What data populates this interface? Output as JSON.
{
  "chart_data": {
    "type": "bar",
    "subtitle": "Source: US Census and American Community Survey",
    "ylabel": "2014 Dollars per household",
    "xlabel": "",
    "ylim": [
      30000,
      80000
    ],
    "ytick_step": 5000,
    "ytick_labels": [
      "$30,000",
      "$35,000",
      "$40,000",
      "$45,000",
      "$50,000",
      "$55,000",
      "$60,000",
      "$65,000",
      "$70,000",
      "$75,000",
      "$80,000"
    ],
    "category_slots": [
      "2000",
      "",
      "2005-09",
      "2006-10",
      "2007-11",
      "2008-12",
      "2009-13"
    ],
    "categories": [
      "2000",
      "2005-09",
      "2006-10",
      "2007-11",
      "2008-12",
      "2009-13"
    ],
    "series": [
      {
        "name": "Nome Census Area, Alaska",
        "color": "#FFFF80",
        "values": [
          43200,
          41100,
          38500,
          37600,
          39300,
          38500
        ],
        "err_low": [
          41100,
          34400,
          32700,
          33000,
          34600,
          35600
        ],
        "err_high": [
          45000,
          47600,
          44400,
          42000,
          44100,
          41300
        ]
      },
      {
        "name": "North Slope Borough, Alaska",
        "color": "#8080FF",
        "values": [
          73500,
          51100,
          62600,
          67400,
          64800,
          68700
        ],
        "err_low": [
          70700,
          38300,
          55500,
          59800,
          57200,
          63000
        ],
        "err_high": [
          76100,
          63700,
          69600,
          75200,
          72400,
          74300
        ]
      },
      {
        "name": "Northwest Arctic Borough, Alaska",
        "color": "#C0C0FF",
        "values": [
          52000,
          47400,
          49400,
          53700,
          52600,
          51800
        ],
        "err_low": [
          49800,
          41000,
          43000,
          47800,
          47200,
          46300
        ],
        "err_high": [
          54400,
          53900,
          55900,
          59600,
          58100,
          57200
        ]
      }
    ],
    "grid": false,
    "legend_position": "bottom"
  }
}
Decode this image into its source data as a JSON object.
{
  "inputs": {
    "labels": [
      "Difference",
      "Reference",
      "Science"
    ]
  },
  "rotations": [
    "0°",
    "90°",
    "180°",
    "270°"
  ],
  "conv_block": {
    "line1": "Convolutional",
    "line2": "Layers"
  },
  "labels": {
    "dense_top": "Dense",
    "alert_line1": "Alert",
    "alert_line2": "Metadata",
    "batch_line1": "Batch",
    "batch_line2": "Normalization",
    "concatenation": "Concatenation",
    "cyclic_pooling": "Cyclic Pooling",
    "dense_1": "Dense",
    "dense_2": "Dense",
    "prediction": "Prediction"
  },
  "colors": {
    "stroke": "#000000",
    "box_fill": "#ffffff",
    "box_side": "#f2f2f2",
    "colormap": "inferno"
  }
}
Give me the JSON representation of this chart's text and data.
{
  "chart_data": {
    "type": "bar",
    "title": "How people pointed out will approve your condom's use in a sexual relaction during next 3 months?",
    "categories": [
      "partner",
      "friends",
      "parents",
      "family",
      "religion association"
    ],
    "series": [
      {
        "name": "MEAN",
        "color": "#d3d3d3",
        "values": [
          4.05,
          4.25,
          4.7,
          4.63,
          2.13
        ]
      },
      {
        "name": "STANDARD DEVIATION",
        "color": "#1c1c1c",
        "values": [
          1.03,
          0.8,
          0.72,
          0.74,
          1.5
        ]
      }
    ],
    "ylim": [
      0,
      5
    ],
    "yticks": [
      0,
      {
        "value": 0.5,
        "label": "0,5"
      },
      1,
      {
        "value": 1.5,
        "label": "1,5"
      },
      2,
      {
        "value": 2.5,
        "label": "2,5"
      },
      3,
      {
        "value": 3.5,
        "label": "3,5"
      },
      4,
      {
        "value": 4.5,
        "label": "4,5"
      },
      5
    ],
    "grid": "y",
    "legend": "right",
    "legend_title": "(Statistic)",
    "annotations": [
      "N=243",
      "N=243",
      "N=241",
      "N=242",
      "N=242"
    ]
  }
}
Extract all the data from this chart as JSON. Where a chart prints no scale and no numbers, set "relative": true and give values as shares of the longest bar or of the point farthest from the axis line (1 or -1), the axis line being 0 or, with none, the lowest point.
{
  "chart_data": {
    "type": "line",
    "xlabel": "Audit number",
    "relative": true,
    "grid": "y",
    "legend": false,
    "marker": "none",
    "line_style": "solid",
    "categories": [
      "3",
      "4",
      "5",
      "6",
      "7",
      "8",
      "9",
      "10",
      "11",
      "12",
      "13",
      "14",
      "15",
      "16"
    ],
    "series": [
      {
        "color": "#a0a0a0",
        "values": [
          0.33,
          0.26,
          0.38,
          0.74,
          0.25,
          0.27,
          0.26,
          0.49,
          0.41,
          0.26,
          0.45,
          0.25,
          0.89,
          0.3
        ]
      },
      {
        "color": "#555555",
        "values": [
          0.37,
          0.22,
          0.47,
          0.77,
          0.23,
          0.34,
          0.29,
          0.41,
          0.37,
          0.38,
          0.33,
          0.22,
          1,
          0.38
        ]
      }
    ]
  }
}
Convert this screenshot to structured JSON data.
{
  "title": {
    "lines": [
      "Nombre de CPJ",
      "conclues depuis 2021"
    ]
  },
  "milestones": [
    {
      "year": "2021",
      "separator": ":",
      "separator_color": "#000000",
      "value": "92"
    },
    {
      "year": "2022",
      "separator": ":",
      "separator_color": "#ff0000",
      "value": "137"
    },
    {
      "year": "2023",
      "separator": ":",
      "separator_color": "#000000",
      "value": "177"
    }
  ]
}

__________

**WRITTEN TASK:** Reproduce each entry from the records above, character for character.

**SOLUTION:**
What data populates this interface? Output as JSON.
{
  "chart_data": {
    "type": "bar",
    "subtitle": "Source: US Census and American Community Survey",
    "ylabel": "2014 Dollars per household",
    "xlabel": "",
    "ylim": [
      30000,
      80000
    ],
    "ytick_step": 5000,
    "ytick_labels": [
      "$30,000",
      "$35,000",
      "$40,000",
      "$45,000",
      "$50,000",
      "$55,000",
      "$60,000",
      "$65,000",
      "$70,000",
      "$75,000",
      "$80,000"
    ],
    "category_slots": [
      "2000",
      "",
      "2005-09",
      "2006-10",
      "2007-11",
      "2008-12",
      "2009-13"
    ],
    "categories": [
      "2000",
      "2005-09",
      "2006-10",
      "2007-11",
      "2008-12",
      "2009-13"
    ],
    "series": [
      {
        "name": "Nome Census Area, Alaska",
        "color": "#FFFF80",
        "values": [
          43200,
          41100,
          38500,
          37600,
          39300,
          38500
        ],
        "err_low": [
          41100,
          34400,
          32700,
          33000,
          34600,
          35600
        ],
        "err_high": [
          45000,
          47600,
          44400,
          42000,
          44100,
          41300
        ]
      },
      {
        "name": "North Slope Borough, Alaska",
        "color": "#8080FF",
        "values": [
          73500,
          51100,
          62600,
          67400,
          64800,
          68700
        ],
        "err_low": [
          70700,
          38300,
          55500,
          59800,
          57200,
          63000
        ],
        "err_high": [
          76100,
          63700,
          69600,
          75200,
          72400,
          74300
        ]
      },
      {
        "name": "Northwest Arctic Borough, Alaska",
        "color": "#C0C0FF",
        "values": [
          52000,
          47400,
          49400,
          53700,
          52600,
          51800
        ],
        "err_low": [
          49800,
          41000,
          43000,
          47800,
          47200,
          46300
        ],
        "err_high": [
          54400,
          53900,
          55900,
          59600,
          58100,
          57200
        ]
      }
    ],
    "grid": false,
    "legend_position": "bottom"
  }
}
Decode this image into its source data as a JSON object.
{
  "inputs": {
    "labels": [
      "Difference",
      "Reference",
      "Science"
    ]
  },
  "rotations": [
    "0°",
    "90°",
    "180°",
    "270°"
  ],
  "conv_block": {
    "line1": "Convolutional",
    "line2": "Layers"
  },
  "labels": {
    "dense_top": "Dense",
    "alert_line1": "Alert",
    "alert_line2": "Metadata",
    "batch_line1": "Batch",
    "batch_line2": "Normalization",
    "concatenation": "Concatenation",
    "cyclic_pooling": "Cyclic Pooling",
    "dense_1": "Dense",
    "dense_2": "Dense",
    "prediction": "Prediction"
  },
  "colors": {
    "stroke": "#000000",
    "box_fill": "#ffffff",
    "box_side": "#f2f2f2",
    "colormap": "inferno"
  }
}
Give me the JSON representation of this chart's text and data.
{
  "chart_data": {
    "type": "bar",
    "title": "How people pointed out will approve your condom's use in a sexual relaction during next 3 months?",
    "categories": [
      "partner",
      "friends",
      "parents",
      "family",
      "religion association"
    ],
    "series": [
      {
        "name": "MEAN",
        "color": "#d3d3d3",
        "values": [
          4.05,
          4.25,
          4.7,
          4.63,
          2.13
        ]
      },
      {
        "name": "STANDARD DEVIATION",
        "color": "#1c1c1c",
        "values": [
          1.03,
          0.8,
          0.72,
          0.74,
          1.5
        ]
      }
    ],
    "ylim": [
      0,
      5
    ],
    "yticks": [
      0,
      {
        "value": 0.5,
        "label": "0,5"
      },
      1,
      {
        "value": 1.5,
        "label": "1,5"
      },
      2,
      {
        "value": 2.5,
        "label": "2,5"
      },
      3,
      {
        "value": 3.5,
        "label": "3,5"
      },
      4,
      {
        "value": 4.5,
        "label": "4,5"
      },
      5
    ],
    "grid": "y",
    "legend": "right",
    "legend_title": "(Statistic)",
    "annotations": [
      "N=243",
      "N=243",
      "N=241",
      "N=242",
      "N=242"
    ]
  }
}
Extract all the data from this chart as JSON. Where a chart prints no scale and no numbers, set "relative": true and give values as shares of the longest bar or of the point farthest from the axis line (1 or -1), the axis line being 0 or, with none, the lowest point.
{
  "chart_data": {
    "type": "line",
    "xlabel": "Audit number",
    "relative": true,
    "grid": "y",
    "legend": false,
    "marker": "none",
    "line_style": "solid",
    "categories": [
      "3",
      "4",
      "5",
      "6",
      "7",
      "8",
      "9",
      "10",
      "11",
      "12",
      "13",
      "14",
      "15",
      "16"
    ],
    "series": [
      {
        "color": "#a0a0a0",
        "values": [
          0.33,
          0.26,
          0.38,
          0.74,
          0.25,
          0.27,
          0.26,
          0.49,
          0.41,
          0.26,
          0.45,
          0.25,
          0.89,
          0.3
        ]
      },
      {
        "color": "#555555",
        "values": [
          0.37,
          0.22,
          0.47,
          0.77,
          0.23,
          0.34,
          0.29,
          0.41,
          0.37,
          0.38,
          0.33,
          0.22,
          1,
          0.38
        ]
      }
    ]
  }
}
Convert this screenshot to structured JSON data.
{
  "title": {
    "lines": [
      "Nombre de CPJ",
      "conclues depuis 2021"
    ]
  },
  "milestones": [
    {
      "year": "2021",
      "separator": ":",
      "separator_color": "#000000",
      "value": "92"
    },
    {
      "year": "2022",
      "separator": ":",
      "separator_color": "#ff0000",
      "value": "137"
    },
    {
      "year": "2023",
      "separator": ":",
      "separator_color": "#000000",
      "value": "177"
    }
  ]
}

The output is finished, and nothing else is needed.